**GIVEN EXERCISE**: Every entry must be repeated exactly. Exclude all pictures.

--- begin DATA PROVIDED ---

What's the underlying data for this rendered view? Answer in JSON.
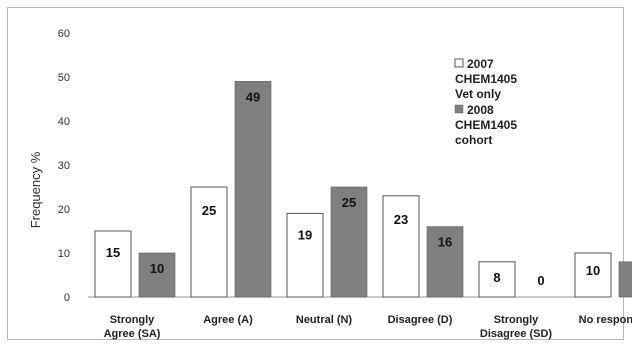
{
  "chart_data": {
    "type": "bar",
    "ylabel": "Frequency %",
    "ylim": [
      0,
      60
    ],
    "yticks": [
      0,
      10,
      20,
      30,
      40,
      50,
      60
    ],
    "categories": [
      [
        "Strongly",
        "Agree (SA)"
      ],
      [
        "Agree (A)"
      ],
      [
        "Neutral (N)"
      ],
      [
        "Disagree (D)"
      ],
      [
        "Strongly",
        "Disagree (SD)"
      ],
      [
        "No response"
      ]
    ],
    "series": [
      {
        "name": [
          "2007",
          "CHEM1405",
          "Vet only"
        ],
        "values": [
          15,
          25,
          19,
          23,
          8,
          10
        ],
        "color": "#ffffff"
      },
      {
        "name": [
          "2008",
          "CHEM1405",
          "cohort"
        ],
        "values": [
          10,
          49,
          25,
          16,
          0,
          8
        ],
        "color": "#7f7f7f"
      }
    ],
    "legend_position": "right"
  }
}
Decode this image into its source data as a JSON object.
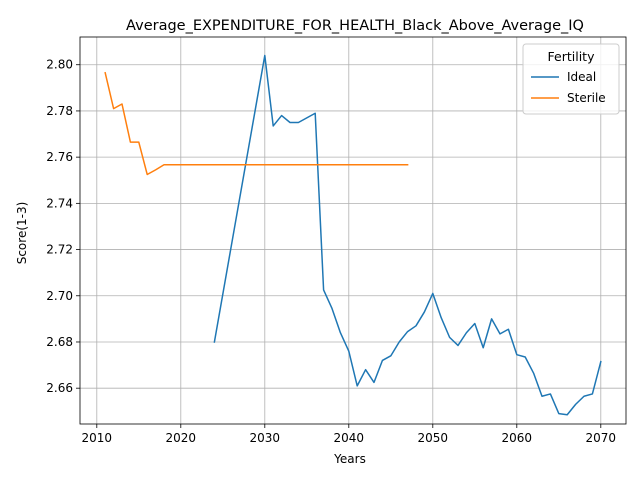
{
  "chart_data": {
    "type": "line",
    "title": "Average_EXPENDITURE_FOR_HEALTH_Black_Above_Average_IQ",
    "xlabel": "Years",
    "ylabel": "Score(1-3)",
    "xlim": [
      2008,
      2073
    ],
    "ylim": [
      2.6445,
      2.812
    ],
    "xticks": [
      2010,
      2020,
      2030,
      2040,
      2050,
      2060,
      2070
    ],
    "yticks": [
      2.66,
      2.68,
      2.7,
      2.72,
      2.74,
      2.76,
      2.78,
      2.8
    ],
    "ytick_labels": [
      "2.66",
      "2.68",
      "2.70",
      "2.72",
      "2.74",
      "2.76",
      "2.78",
      "2.80"
    ],
    "grid": true,
    "legend": {
      "title": "Fertility",
      "placement": "top-right"
    },
    "series": [
      {
        "name": "Ideal",
        "color": "#1f77b4",
        "x": [
          2024,
          2030,
          2031,
          2032,
          2033,
          2034,
          2035,
          2036,
          2037,
          2038,
          2039,
          2040,
          2041,
          2042,
          2043,
          2044,
          2045,
          2046,
          2047,
          2048,
          2049,
          2050,
          2051,
          2052,
          2053,
          2054,
          2055,
          2056,
          2057,
          2058,
          2059,
          2060,
          2061,
          2062,
          2063,
          2064,
          2065,
          2066,
          2067,
          2068,
          2069,
          2070
        ],
        "y": [
          2.68,
          2.804,
          2.7735,
          2.778,
          2.775,
          2.775,
          2.777,
          2.779,
          2.7025,
          2.6945,
          2.684,
          2.676,
          2.661,
          2.668,
          2.6625,
          2.672,
          2.674,
          2.68,
          2.6845,
          2.687,
          2.693,
          2.701,
          2.6905,
          2.682,
          2.6785,
          2.684,
          2.688,
          2.6775,
          2.69,
          2.6835,
          2.6855,
          2.6745,
          2.6735,
          2.6665,
          2.6565,
          2.6575,
          2.649,
          2.6485,
          2.653,
          2.6565,
          2.6575,
          2.6715
        ]
      },
      {
        "name": "Sterile",
        "color": "#ff7f0e",
        "x": [
          2011,
          2012,
          2013,
          2014,
          2015,
          2016,
          2017,
          2018,
          2019,
          2020,
          2025,
          2030,
          2035,
          2040,
          2045,
          2047
        ],
        "y": [
          2.7965,
          2.781,
          2.783,
          2.7665,
          2.7665,
          2.7525,
          2.7545,
          2.7567,
          2.7567,
          2.7567,
          2.7567,
          2.7567,
          2.7567,
          2.7567,
          2.7567,
          2.7567
        ]
      }
    ]
  }
}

--- end DATA PROVIDED ---

**WRITTEN SOLUTION**:
What's the underlying data for this rendered view? Answer in JSON.
{
  "chart_data": {
    "type": "bar",
    "ylabel": "Frequency %",
    "ylim": [
      0,
      60
    ],
    "yticks": [
      0,
      10,
      20,
      30,
      40,
      50,
      60
    ],
    "categories": [
      [
        "Strongly",
        "Agree (SA)"
      ],
      [
        "Agree (A)"
      ],
      [
        "Neutral (N)"
      ],
      [
        "Disagree (D)"
      ],
      [
        "Strongly",
        "Disagree (SD)"
      ],
      [
        "No response"
      ]
    ],
    "series": [
      {
        "name": [
          "2007",
          "CHEM1405",
          "Vet only"
        ],
        "values": [
          15,
          25,
          19,
          23,
          8,
          10
        ],
        "color": "#ffffff"
      },
      {
        "name": [
          "2008",
          "CHEM1405",
          "cohort"
        ],
        "values": [
          10,
          49,
          25,
          16,
          0,
          8
        ],
        "color": "#7f7f7f"
      }
    ],
    "legend_position": "right"
  }
}
Decode this image into its source data as a JSON object.
{
  "chart_data": {
    "type": "line",
    "title": "Average_EXPENDITURE_FOR_HEALTH_Black_Above_Average_IQ",
    "xlabel": "Years",
    "ylabel": "Score(1-3)",
    "xlim": [
      2008,
      2073
    ],
    "ylim": [
      2.6445,
      2.812
    ],
    "xticks": [
      2010,
      2020,
      2030,
      2040,
      2050,
      2060,
      2070
    ],
    "yticks": [
      2.66,
      2.68,
      2.7,
      2.72,
      2.74,
      2.76,
      2.78,
      2.8
    ],
    "ytick_labels": [
      "2.66",
      "2.68",
      "2.70",
      "2.72",
      "2.74",
      "2.76",
      "2.78",
      "2.80"
    ],
    "grid": true,
    "legend": {
      "title": "Fertility",
      "placement": "top-right"
    },
    "series": [
      {
        "name": "Ideal",
        "color": "#1f77b4",
        "x": [
          2024,
          2030,
          2031,
          2032,
          2033,
          2034,
          2035,
          2036,
          2037,
          2038,
          2039,
          2040,
          2041,
          2042,
          2043,
          2044,
          2045,
          2046,
          2047,
          2048,
          2049,
          2050,
          2051,
          2052,
          2053,
          2054,
          2055,
          2056,
          2057,
          2058,
          2059,
          2060,
          2061,
          2062,
          2063,
          2064,
          2065,
          2066,
          2067,
          2068,
          2069,
          2070
        ],
        "y": [
          2.68,
          2.804,
          2.7735,
          2.778,
          2.775,
          2.775,
          2.777,
          2.779,
          2.7025,
          2.6945,
          2.684,
          2.676,
          2.661,
          2.668,
          2.6625,
          2.672,
          2.674,
          2.68,
          2.6845,
          2.687,
          2.693,
          2.701,
          2.6905,
          2.682,
          2.6785,
          2.684,
          2.688,
          2.6775,
          2.69,
          2.6835,
          2.6855,
          2.6745,
          2.6735,
          2.6665,
          2.6565,
          2.6575,
          2.649,
          2.6485,
          2.653,
          2.6565,
          2.6575,
          2.6715
        ]
      },
      {
        "name": "Sterile",
        "color": "#ff7f0e",
        "x": [
          2011,
          2012,
          2013,
          2014,
          2015,
          2016,
          2017,
          2018,
          2019,
          2020,
          2025,
          2030,
          2035,
          2040,
          2045,
          2047
        ],
        "y": [
          2.7965,
          2.781,
          2.783,
          2.7665,
          2.7665,
          2.7525,
          2.7545,
          2.7567,
          2.7567,
          2.7567,
          2.7567,
          2.7567,
          2.7567,
          2.7567,
          2.7567,
          2.7567
        ]
      }
    ]
  }
}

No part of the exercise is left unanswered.